■ **WRITTEN PROBLEM**
Go through the entries below and copy each line containing the word "JSON".

Figure dataset records
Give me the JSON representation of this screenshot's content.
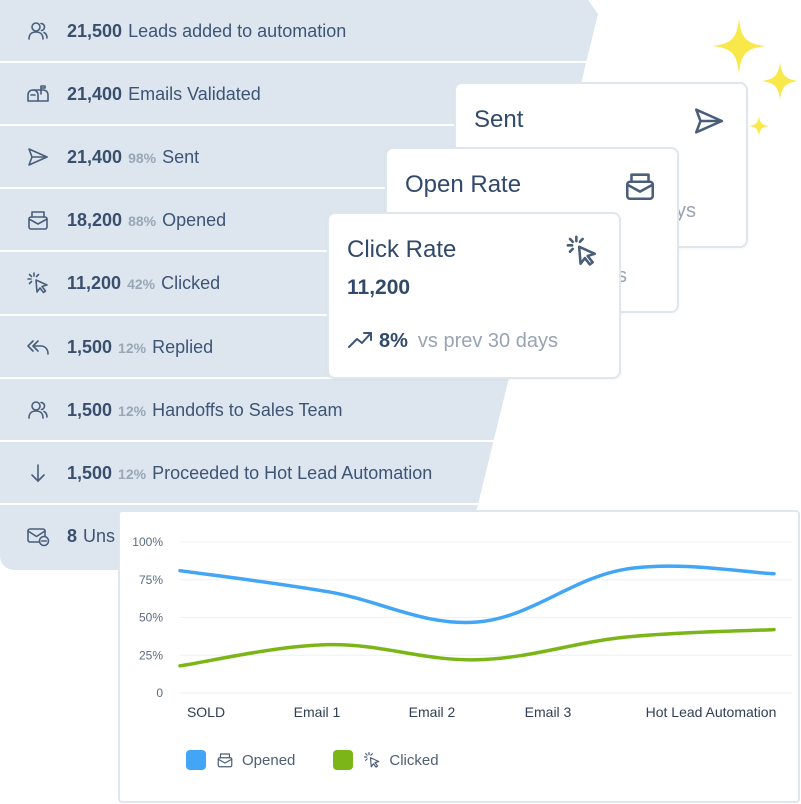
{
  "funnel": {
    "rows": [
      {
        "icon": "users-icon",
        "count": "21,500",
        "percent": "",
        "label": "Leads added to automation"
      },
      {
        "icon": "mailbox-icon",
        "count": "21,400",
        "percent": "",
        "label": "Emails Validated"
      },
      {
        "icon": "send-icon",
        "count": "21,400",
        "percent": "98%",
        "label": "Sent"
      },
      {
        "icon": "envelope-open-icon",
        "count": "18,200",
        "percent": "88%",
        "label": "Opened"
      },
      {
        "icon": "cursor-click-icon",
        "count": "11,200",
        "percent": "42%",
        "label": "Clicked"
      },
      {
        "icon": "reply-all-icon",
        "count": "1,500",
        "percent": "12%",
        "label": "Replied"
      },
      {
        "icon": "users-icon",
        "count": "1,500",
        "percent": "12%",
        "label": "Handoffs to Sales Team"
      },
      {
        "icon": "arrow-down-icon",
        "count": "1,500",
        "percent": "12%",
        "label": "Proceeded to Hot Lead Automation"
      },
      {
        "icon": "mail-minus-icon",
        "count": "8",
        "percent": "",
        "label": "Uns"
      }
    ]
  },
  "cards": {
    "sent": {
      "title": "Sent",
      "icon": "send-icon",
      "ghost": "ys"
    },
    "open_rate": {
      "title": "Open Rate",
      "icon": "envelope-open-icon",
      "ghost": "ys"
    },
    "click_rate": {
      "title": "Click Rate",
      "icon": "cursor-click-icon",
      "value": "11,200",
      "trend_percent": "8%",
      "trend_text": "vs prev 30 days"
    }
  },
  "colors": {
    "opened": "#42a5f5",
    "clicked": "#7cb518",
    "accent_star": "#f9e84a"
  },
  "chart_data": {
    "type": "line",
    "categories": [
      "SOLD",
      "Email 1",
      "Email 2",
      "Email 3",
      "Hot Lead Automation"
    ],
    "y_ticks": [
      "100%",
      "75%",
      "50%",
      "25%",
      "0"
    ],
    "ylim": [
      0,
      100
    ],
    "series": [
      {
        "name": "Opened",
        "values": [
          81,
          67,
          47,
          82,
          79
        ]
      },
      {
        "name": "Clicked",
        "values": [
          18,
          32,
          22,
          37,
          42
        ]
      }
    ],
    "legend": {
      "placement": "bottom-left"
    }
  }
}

* * *

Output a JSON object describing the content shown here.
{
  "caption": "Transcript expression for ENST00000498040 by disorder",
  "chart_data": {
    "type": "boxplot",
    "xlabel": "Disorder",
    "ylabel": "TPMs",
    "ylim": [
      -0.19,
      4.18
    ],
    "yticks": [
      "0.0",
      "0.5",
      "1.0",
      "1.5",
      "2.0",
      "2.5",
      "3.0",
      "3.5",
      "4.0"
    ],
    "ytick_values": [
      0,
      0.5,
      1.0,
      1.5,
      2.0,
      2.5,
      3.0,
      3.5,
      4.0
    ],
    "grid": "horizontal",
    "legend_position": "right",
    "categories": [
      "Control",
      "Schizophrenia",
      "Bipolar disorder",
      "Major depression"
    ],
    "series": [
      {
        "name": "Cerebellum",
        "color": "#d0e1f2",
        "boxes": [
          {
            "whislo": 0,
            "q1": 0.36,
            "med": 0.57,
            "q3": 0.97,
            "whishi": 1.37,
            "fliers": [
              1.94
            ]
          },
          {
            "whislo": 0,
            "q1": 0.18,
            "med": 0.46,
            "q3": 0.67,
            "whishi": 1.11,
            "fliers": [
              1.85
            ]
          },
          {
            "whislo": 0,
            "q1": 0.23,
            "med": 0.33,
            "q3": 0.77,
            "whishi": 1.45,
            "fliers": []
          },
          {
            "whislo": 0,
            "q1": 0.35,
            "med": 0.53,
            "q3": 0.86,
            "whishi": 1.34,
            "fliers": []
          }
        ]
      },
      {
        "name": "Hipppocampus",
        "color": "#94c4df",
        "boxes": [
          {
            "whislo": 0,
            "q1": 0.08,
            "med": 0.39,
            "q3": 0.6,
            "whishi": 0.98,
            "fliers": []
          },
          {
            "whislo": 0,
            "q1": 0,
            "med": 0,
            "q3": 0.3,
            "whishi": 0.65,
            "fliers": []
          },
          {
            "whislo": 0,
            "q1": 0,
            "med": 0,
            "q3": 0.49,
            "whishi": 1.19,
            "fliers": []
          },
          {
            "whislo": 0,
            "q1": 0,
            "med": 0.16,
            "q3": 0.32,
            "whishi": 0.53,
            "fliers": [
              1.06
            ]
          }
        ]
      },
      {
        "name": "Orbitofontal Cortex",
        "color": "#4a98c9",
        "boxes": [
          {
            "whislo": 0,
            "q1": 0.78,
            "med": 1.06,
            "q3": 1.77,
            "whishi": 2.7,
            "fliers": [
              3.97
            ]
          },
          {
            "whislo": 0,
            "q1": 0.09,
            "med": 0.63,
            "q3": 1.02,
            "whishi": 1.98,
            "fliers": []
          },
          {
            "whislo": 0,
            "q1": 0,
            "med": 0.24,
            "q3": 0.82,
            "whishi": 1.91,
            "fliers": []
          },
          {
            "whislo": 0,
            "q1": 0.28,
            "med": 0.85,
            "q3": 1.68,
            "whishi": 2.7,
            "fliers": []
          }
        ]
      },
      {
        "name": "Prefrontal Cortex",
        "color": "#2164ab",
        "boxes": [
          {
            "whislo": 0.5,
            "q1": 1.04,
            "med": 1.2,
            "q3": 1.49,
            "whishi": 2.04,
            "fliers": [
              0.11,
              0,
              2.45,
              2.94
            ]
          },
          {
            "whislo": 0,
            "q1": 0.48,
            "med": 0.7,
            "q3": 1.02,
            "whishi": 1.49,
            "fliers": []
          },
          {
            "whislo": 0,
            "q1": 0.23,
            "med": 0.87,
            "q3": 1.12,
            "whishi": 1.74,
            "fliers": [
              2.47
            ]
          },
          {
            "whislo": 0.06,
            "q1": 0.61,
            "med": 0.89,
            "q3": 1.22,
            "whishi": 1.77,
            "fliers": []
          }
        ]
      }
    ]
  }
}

■ **SOLUTION BELOW**
Give me the JSON representation of this screenshot's content.
Output a JSON object describing the content shown here.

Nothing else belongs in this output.